> [Reading passage]

== Segment start ==

CANBERRA’S Bob Dylan fans packed out the Royal Theatre on Friday night to hear the voice that shaped a generation.
An audience aged eight to 80 arrived in denim, hippy clothes, suits and Versace. It is hard to think of another performer whose appeal, at 73 years old, remains so broad.
And, truthfully, we didn’t really know what to expect. Dylan’s recent concerts are infamous – tales of him playing with his back to the audience, utterly uninterested in his loyal following. And on Friday night, there was no “Hello, Canberra”, not even a wave until the interval.
His first song, “Things Have Changed”, set the tone for the rest of the concert with the line: “I used to care, but things have changed.” A strange disconnect existed between Dylan and his audience – it may have been the light, or the unfamiliarity of the newer songs, or perhaps it was just that “things have changed”.
In near-darkness, Dylan cut a small figure on the stage in a linen suit and broad-brimmed hat. Sometimes he seemed awkward and alone, moving between baby grand piano and a circle of microphones on centre stage. Dylan doesn’t play guitar anymore because of arthritis in his hands but the crowd went crazy when he picked up his harmonica. And he sang like he meant it – there were diamonds and there was also the rough. Sometimes a younger Dylan sang through his lips. And sometimes we waited an awfully long time for those flashes of brilliance.

== Segment end ==

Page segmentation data
== Segment start ==

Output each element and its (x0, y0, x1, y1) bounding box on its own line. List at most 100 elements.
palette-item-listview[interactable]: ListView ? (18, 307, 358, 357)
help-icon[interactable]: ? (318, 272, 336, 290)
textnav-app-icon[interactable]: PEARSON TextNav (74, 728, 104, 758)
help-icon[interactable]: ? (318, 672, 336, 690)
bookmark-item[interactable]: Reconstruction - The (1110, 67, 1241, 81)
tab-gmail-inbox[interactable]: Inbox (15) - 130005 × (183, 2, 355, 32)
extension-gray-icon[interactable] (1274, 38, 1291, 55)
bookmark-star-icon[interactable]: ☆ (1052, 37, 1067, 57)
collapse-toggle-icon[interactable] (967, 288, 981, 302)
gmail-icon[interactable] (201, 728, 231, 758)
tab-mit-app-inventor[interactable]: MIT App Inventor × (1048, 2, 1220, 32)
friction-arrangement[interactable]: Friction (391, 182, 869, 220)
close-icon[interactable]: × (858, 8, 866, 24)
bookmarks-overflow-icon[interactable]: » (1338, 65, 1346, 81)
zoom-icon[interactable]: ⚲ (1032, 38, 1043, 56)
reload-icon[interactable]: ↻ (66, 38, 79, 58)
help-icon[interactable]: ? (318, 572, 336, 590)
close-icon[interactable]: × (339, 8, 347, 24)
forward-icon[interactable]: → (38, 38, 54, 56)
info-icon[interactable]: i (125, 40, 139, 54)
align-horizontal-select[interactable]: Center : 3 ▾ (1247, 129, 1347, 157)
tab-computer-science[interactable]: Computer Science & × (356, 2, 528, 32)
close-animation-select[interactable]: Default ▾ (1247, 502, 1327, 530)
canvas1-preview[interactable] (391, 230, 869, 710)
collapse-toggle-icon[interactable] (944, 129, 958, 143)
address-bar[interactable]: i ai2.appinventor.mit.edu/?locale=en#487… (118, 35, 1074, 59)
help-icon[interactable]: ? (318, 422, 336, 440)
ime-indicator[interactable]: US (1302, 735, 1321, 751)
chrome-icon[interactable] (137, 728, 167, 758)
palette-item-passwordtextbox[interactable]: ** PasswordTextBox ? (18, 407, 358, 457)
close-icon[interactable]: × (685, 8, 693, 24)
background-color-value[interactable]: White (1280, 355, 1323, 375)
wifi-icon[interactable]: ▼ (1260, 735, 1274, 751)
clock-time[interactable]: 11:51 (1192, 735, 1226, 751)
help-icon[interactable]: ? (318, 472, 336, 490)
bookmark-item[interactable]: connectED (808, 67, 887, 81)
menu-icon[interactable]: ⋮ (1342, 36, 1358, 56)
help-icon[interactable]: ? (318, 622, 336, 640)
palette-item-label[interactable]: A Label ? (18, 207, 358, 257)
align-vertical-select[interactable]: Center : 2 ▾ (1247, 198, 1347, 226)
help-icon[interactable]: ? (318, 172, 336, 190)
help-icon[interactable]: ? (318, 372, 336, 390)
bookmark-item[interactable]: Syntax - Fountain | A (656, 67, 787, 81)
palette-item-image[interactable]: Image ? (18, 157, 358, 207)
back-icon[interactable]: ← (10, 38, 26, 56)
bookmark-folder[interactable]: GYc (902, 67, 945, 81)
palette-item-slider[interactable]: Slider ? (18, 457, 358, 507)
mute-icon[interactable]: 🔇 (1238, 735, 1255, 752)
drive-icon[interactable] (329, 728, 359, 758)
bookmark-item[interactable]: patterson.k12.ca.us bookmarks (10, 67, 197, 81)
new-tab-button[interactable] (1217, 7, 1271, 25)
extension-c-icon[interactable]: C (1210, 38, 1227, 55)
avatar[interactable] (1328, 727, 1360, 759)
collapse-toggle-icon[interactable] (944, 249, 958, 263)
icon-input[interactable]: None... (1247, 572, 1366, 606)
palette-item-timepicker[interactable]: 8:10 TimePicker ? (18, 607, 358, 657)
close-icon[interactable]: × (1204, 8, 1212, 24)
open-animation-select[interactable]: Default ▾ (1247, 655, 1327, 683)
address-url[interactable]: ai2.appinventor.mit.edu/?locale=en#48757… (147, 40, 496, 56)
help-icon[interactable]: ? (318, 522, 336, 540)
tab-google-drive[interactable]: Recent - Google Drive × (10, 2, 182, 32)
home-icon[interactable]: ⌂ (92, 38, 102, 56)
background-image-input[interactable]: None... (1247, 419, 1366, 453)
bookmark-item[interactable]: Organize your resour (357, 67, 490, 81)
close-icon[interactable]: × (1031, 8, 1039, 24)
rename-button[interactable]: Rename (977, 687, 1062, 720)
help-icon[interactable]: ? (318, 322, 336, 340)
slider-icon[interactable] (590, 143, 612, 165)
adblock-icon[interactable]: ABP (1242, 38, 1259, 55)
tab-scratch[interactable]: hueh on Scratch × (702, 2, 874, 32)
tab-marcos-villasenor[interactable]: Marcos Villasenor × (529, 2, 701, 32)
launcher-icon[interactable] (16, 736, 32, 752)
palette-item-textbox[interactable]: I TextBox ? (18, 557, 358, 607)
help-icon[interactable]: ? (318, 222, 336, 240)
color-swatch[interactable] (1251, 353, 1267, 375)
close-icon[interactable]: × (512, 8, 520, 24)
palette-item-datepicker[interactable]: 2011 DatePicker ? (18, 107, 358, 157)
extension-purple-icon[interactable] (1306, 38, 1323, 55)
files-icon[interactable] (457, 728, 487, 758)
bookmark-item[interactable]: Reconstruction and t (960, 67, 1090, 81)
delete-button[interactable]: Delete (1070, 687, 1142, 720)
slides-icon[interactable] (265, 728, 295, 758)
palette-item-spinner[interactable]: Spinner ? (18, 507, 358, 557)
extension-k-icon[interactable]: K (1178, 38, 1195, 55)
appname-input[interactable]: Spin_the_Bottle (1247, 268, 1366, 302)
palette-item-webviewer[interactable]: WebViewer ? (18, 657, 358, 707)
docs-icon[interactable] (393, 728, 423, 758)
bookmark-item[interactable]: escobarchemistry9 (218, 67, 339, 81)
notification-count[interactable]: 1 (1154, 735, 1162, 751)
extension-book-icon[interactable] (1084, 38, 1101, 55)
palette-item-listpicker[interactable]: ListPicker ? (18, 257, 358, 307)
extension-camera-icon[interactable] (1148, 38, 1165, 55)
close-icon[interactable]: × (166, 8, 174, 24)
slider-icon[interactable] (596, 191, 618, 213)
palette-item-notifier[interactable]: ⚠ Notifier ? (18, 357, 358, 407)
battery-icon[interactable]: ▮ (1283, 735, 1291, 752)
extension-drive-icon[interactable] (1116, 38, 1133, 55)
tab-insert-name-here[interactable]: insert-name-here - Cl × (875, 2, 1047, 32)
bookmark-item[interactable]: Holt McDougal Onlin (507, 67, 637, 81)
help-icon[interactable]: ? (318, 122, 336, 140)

== Segment end ==

> [Work order 1] According to the Dylan concert review, why does Dylan no longer play guitar?
> [Work order 2] Translate this sentence from the Dylan concert review into French: "In near-darkness, Dylan cut a small figure on the stage in a linen suit and broad-brimmed hat."
> [Work order 3] Summarize the Dylan concert review in two sentences.
The page segmentation data has no connection to the Dylan concert review.

> [Answer area 1] Because of arthritis in his hands.

> [Answer area 2] Dans une quasi-obscurité, Dylan faisait une silhouette menue sur la scène, vêtu d'un costume de lin et d'un chapeau à larges bords.

> [Answer area 3] Fans aged eight to 80 packed Canberra's Royal Theatre on Friday night to hear the 73-year-old Dylan, who gave no greeting and opened with "Things Have Changed," setting a tone of disconnect with his audience. Performing in near-darkness between a piano and the microphones, and no longer playing guitar because of arthritis, he sang like he meant it, though the audience sometimes waited a long time for flashes of brilliance.